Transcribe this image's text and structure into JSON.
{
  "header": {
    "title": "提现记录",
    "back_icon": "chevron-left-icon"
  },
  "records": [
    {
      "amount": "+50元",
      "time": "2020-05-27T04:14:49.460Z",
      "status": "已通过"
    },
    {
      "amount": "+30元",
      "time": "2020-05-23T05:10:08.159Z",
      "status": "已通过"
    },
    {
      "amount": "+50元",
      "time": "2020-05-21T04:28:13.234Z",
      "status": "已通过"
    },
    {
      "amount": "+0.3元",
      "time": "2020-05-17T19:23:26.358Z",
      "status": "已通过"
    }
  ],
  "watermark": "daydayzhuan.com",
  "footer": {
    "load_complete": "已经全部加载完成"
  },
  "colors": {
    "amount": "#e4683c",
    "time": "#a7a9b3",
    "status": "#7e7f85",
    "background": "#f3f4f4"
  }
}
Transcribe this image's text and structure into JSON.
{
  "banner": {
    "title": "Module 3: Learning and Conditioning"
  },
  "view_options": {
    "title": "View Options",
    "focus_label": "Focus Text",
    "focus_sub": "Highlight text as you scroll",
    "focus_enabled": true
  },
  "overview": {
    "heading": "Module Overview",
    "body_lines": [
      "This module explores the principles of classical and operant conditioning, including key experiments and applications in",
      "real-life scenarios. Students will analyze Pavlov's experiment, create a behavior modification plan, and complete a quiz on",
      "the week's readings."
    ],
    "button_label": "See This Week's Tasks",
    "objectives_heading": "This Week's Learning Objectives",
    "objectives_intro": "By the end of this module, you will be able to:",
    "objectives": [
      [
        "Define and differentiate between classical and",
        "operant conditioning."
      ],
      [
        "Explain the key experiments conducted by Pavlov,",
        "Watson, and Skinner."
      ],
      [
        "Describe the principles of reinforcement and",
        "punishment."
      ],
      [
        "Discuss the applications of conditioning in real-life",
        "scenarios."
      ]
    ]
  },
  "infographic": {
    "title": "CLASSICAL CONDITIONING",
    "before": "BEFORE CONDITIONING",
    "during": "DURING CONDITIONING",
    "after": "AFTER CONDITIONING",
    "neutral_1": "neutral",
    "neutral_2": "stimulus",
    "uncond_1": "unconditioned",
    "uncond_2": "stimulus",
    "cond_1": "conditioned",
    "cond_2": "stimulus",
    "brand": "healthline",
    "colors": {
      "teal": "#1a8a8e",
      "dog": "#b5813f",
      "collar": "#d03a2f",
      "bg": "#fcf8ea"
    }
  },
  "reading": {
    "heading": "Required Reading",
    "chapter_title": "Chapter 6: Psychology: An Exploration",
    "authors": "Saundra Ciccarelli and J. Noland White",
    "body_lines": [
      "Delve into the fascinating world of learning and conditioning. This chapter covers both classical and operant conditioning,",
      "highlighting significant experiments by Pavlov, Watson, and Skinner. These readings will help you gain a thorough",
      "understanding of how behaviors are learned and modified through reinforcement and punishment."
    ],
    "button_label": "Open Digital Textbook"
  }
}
###
**Written exercise**
Each line that has the word "Pavlov" counts once. How many such lines are in the data? Give the number alone.

**Solution to the exercise**
3